→ WHAT TO PRODUCE: It is required that all of the data be written out exactly.

------ TASK DATA ------

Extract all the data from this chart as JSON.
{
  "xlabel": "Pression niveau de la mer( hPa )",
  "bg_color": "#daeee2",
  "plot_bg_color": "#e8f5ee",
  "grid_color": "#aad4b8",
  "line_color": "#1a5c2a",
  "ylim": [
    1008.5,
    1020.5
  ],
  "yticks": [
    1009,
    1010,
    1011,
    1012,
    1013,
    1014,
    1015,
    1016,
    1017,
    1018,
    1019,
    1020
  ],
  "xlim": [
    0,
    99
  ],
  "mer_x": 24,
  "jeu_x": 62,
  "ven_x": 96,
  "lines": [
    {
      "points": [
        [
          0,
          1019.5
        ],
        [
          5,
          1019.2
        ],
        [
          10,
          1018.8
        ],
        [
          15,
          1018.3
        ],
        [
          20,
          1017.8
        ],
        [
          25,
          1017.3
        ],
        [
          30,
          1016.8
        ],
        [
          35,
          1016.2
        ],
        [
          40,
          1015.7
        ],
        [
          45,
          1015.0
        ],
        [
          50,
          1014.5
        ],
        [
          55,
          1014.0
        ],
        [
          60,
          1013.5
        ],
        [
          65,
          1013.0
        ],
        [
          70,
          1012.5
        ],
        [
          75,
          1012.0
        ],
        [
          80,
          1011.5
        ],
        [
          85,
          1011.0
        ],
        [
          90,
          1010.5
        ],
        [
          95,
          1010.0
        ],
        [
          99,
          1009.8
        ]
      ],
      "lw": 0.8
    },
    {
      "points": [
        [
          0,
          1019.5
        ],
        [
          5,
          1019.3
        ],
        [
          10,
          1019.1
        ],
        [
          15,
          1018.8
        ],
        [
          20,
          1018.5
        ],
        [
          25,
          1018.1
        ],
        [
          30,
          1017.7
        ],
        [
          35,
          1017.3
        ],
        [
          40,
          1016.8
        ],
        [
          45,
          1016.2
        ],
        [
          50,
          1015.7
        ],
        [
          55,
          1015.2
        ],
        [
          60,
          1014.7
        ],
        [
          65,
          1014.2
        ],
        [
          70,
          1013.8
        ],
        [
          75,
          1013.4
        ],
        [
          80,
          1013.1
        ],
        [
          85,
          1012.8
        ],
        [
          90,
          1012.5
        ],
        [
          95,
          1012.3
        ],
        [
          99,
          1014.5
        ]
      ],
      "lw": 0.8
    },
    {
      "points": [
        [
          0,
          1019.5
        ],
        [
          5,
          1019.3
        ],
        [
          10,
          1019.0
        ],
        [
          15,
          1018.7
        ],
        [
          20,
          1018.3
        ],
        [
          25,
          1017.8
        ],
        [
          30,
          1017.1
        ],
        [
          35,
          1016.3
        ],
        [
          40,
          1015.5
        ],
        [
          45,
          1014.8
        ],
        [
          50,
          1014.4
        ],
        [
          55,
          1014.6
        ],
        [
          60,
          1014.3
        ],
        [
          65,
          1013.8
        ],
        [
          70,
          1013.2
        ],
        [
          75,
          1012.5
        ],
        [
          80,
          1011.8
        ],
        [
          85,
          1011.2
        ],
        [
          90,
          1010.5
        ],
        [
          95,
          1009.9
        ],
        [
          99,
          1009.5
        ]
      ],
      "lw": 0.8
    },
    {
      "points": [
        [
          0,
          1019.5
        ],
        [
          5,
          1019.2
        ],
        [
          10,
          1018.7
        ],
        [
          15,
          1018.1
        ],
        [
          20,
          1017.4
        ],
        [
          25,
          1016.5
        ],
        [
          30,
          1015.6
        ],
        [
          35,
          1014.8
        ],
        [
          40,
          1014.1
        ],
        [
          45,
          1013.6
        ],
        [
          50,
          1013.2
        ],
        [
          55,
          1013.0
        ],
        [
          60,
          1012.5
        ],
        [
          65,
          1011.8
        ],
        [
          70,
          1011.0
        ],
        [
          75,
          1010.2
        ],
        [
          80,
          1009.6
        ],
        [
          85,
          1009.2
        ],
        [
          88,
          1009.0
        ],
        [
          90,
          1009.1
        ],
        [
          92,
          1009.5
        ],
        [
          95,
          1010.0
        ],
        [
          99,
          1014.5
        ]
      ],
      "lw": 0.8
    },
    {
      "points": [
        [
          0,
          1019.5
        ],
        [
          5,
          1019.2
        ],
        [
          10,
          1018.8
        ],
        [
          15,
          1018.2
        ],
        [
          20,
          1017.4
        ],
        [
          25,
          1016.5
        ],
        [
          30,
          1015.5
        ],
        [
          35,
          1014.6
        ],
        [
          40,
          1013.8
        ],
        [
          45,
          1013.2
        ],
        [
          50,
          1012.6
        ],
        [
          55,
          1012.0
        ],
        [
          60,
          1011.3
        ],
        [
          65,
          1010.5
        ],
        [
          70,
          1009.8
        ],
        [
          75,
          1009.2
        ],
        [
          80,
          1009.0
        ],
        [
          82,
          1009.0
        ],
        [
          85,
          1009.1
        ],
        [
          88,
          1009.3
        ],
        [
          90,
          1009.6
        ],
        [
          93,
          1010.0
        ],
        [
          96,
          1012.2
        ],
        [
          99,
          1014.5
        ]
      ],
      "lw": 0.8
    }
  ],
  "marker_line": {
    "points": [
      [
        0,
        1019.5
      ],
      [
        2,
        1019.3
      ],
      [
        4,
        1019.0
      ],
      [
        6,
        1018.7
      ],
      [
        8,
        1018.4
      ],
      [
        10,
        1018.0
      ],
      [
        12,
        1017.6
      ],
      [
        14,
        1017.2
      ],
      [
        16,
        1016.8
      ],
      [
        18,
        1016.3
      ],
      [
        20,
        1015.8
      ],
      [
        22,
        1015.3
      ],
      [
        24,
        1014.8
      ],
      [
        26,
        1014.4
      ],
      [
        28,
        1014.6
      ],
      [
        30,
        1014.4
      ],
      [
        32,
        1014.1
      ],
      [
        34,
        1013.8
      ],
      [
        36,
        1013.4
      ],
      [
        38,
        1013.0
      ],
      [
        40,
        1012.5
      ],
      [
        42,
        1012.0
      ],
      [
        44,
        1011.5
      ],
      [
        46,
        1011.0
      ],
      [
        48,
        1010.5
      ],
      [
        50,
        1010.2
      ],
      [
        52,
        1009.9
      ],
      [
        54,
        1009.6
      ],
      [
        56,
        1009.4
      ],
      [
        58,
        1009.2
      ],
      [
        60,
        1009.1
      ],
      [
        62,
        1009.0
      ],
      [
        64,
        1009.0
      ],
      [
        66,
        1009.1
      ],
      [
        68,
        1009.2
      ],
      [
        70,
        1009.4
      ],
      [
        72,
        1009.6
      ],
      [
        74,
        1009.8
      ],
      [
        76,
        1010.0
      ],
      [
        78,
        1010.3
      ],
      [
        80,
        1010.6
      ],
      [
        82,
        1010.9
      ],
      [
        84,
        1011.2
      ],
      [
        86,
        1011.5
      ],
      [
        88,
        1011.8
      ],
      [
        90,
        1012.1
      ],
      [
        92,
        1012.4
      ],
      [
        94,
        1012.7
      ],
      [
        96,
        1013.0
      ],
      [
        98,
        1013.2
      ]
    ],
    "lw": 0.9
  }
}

------

→ EXERCISE RESULT:
Extract all the data from this chart as JSON.
{
  "xlabel": "Pression niveau de la mer( hPa )",
  "bg_color": "#daeee2",
  "plot_bg_color": "#e8f5ee",
  "grid_color": "#aad4b8",
  "line_color": "#1a5c2a",
  "ylim": [
    1008.5,
    1020.5
  ],
  "yticks": [
    1009,
    1010,
    1011,
    1012,
    1013,
    1014,
    1015,
    1016,
    1017,
    1018,
    1019,
    1020
  ],
  "xlim": [
    0,
    99
  ],
  "mer_x": 24,
  "jeu_x": 62,
  "ven_x": 96,
  "lines": [
    {
      "points": [
        [
          0,
          1019.5
        ],
        [
          5,
          1019.2
        ],
        [
          10,
          1018.8
        ],
        [
          15,
          1018.3
        ],
        [
          20,
          1017.8
        ],
        [
          25,
          1017.3
        ],
        [
          30,
          1016.8
        ],
        [
          35,
          1016.2
        ],
        [
          40,
          1015.7
        ],
        [
          45,
          1015.0
        ],
        [
          50,
          1014.5
        ],
        [
          55,
          1014.0
        ],
        [
          60,
          1013.5
        ],
        [
          65,
          1013.0
        ],
        [
          70,
          1012.5
        ],
        [
          75,
          1012.0
        ],
        [
          80,
          1011.5
        ],
        [
          85,
          1011.0
        ],
        [
          90,
          1010.5
        ],
        [
          95,
          1010.0
        ],
        [
          99,
          1009.8
        ]
      ],
      "lw": 0.8
    },
    {
      "points": [
        [
          0,
          1019.5
        ],
        [
          5,
          1019.3
        ],
        [
          10,
          1019.1
        ],
        [
          15,
          1018.8
        ],
        [
          20,
          1018.5
        ],
        [
          25,
          1018.1
        ],
        [
          30,
          1017.7
        ],
        [
          35,
          1017.3
        ],
        [
          40,
          1016.8
        ],
        [
          45,
          1016.2
        ],
        [
          50,
          1015.7
        ],
        [
          55,
          1015.2
        ],
        [
          60,
          1014.7
        ],
        [
          65,
          1014.2
        ],
        [
          70,
          1013.8
        ],
        [
          75,
          1013.4
        ],
        [
          80,
          1013.1
        ],
        [
          85,
          1012.8
        ],
        [
          90,
          1012.5
        ],
        [
          95,
          1012.3
        ],
        [
          99,
          1014.5
        ]
      ],
      "lw": 0.8
    },
    {
      "points": [
        [
          0,
          1019.5
        ],
        [
          5,
          1019.3
        ],
        [
          10,
          1019.0
        ],
        [
          15,
          1018.7
        ],
        [
          20,
          1018.3
        ],
        [
          25,
          1017.8
        ],
        [
          30,
          1017.1
        ],
        [
          35,
          1016.3
        ],
        [
          40,
          1015.5
        ],
        [
          45,
          1014.8
        ],
        [
          50,
          1014.4
        ],
        [
          55,
          1014.6
        ],
        [
          60,
          1014.3
        ],
        [
          65,
          1013.8
        ],
        [
          70,
          1013.2
        ],
        [
          75,
          1012.5
        ],
        [
          80,
          1011.8
        ],
        [
          85,
          1011.2
        ],
        [
          90,
          1010.5
        ],
        [
          95,
          1009.9
        ],
        [
          99,
          1009.5
        ]
      ],
      "lw": 0.8
    },
    {
      "points": [
        [
          0,
          1019.5
        ],
        [
          5,
          1019.2
        ],
        [
          10,
          1018.7
        ],
        [
          15,
          1018.1
        ],
        [
          20,
          1017.4
        ],
        [
          25,
          1016.5
        ],
        [
          30,
          1015.6
        ],
        [
          35,
          1014.8
        ],
        [
          40,
          1014.1
        ],
        [
          45,
          1013.6
        ],
        [
          50,
          1013.2
        ],
        [
          55,
          1013.0
        ],
        [
          60,
          1012.5
        ],
        [
          65,
          1011.8
        ],
        [
          70,
          1011.0
        ],
        [
          75,
          1010.2
        ],
        [
          80,
          1009.6
        ],
        [
          85,
          1009.2
        ],
        [
          88,
          1009.0
        ],
        [
          90,
          1009.1
        ],
        [
          92,
          1009.5
        ],
        [
          95,
          1010.0
        ],
        [
          99,
          1014.5
        ]
      ],
      "lw": 0.8
    },
    {
      "points": [
        [
          0,
          1019.5
        ],
        [
          5,
          1019.2
        ],
        [
          10,
          1018.8
        ],
        [
          15,
          1018.2
        ],
        [
          20,
          1017.4
        ],
        [
          25,
          1016.5
        ],
        [
          30,
          1015.5
        ],
        [
          35,
          1014.6
        ],
        [
          40,
          1013.8
        ],
        [
          45,
          1013.2
        ],
        [
          50,
          1012.6
        ],
        [
          55,
          1012.0
        ],
        [
          60,
          1011.3
        ],
        [
          65,
          1010.5
        ],
        [
          70,
          1009.8
        ],
        [
          75,
          1009.2
        ],
        [
          80,
          1009.0
        ],
        [
          82,
          1009.0
        ],
        [
          85,
          1009.1
        ],
        [
          88,
          1009.3
        ],
        [
          90,
          1009.6
        ],
        [
          93,
          1010.0
        ],
        [
          96,
          1012.2
        ],
        [
          99,
          1014.5
        ]
      ],
      "lw": 0.8
    }
  ],
  "marker_line": {
    "points": [
      [
        0,
        1019.5
      ],
      [
        2,
        1019.3
      ],
      [
        4,
        1019.0
      ],
      [
        6,
        1018.7
      ],
      [
        8,
        1018.4
      ],
      [
        10,
        1018.0
      ],
      [
        12,
        1017.6
      ],
      [
        14,
        1017.2
      ],
      [
        16,
        1016.8
      ],
      [
        18,
        1016.3
      ],
      [
        20,
        1015.8
      ],
      [
        22,
        1015.3
      ],
      [
        24,
        1014.8
      ],
      [
        26,
        1014.4
      ],
      [
        28,
        1014.6
      ],
      [
        30,
        1014.4
      ],
      [
        32,
        1014.1
      ],
      [
        34,
        1013.8
      ],
      [
        36,
        1013.4
      ],
      [
        38,
        1013.0
      ],
      [
        40,
        1012.5
      ],
      [
        42,
        1012.0
      ],
      [
        44,
        1011.5
      ],
      [
        46,
        1011.0
      ],
      [
        48,
        1010.5
      ],
      [
        50,
        1010.2
      ],
      [
        52,
        1009.9
      ],
      [
        54,
        1009.6
      ],
      [
        56,
        1009.4
      ],
      [
        58,
        1009.2
      ],
      [
        60,
        1009.1
      ],
      [
        62,
        1009.0
      ],
      [
        64,
        1009.0
      ],
      [
        66,
        1009.1
      ],
      [
        68,
        1009.2
      ],
      [
        70,
        1009.4
      ],
      [
        72,
        1009.6
      ],
      [
        74,
        1009.8
      ],
      [
        76,
        1010.0
      ],
      [
        78,
        1010.3
      ],
      [
        80,
        1010.6
      ],
      [
        82,
        1010.9
      ],
      [
        84,
        1011.2
      ],
      [
        86,
        1011.5
      ],
      [
        88,
        1011.8
      ],
      [
        90,
        1012.1
      ],
      [
        92,
        1012.4
      ],
      [
        94,
        1012.7
      ],
      [
        96,
        1013.0
      ],
      [
        98,
        1013.2
      ]
    ],
    "lw": 0.9
  }
}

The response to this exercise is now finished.